*Exercise instructions*. Among the entries below, count the lines where the string "before" occurs, and give only the number.

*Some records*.
+++

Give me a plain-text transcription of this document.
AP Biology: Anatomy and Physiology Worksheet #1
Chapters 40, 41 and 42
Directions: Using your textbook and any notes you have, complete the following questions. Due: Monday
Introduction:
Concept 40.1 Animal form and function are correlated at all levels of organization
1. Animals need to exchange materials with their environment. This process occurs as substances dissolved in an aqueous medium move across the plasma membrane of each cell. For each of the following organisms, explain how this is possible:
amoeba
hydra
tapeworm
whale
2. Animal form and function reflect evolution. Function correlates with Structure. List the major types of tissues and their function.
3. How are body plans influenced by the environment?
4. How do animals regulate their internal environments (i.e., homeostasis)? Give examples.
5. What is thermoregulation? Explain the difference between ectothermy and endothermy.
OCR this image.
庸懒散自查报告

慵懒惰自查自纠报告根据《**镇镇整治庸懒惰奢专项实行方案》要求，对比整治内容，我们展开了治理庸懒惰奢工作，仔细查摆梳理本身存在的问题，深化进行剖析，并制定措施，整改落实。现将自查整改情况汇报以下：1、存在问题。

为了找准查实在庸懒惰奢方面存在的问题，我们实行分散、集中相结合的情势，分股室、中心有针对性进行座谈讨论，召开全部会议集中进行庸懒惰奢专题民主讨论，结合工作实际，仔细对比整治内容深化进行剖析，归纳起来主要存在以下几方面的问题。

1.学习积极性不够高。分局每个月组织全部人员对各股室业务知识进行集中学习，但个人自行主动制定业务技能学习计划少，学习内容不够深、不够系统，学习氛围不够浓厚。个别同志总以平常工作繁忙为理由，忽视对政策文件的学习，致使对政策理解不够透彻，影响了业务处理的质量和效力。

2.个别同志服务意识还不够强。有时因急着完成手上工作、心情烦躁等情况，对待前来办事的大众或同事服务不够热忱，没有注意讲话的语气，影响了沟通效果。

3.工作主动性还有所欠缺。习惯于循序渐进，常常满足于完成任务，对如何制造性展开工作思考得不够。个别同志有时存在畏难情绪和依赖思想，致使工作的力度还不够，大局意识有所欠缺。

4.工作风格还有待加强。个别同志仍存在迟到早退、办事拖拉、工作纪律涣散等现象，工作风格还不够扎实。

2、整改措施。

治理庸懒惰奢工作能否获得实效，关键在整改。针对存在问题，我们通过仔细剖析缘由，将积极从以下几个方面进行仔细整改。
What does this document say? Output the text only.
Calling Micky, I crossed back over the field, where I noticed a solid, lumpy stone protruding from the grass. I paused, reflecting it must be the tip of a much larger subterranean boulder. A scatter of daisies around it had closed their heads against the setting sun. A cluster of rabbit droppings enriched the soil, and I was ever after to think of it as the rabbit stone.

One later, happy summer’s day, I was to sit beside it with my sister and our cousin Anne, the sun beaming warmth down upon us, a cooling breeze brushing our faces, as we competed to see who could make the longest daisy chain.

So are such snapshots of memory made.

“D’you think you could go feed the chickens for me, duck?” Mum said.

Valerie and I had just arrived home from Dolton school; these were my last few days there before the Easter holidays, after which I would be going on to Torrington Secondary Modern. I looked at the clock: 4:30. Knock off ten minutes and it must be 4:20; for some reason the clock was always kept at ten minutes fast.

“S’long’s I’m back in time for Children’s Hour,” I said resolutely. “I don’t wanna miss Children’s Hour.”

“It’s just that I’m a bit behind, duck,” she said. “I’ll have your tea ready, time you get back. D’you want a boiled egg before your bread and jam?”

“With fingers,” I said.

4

+++

*Correct output*. 2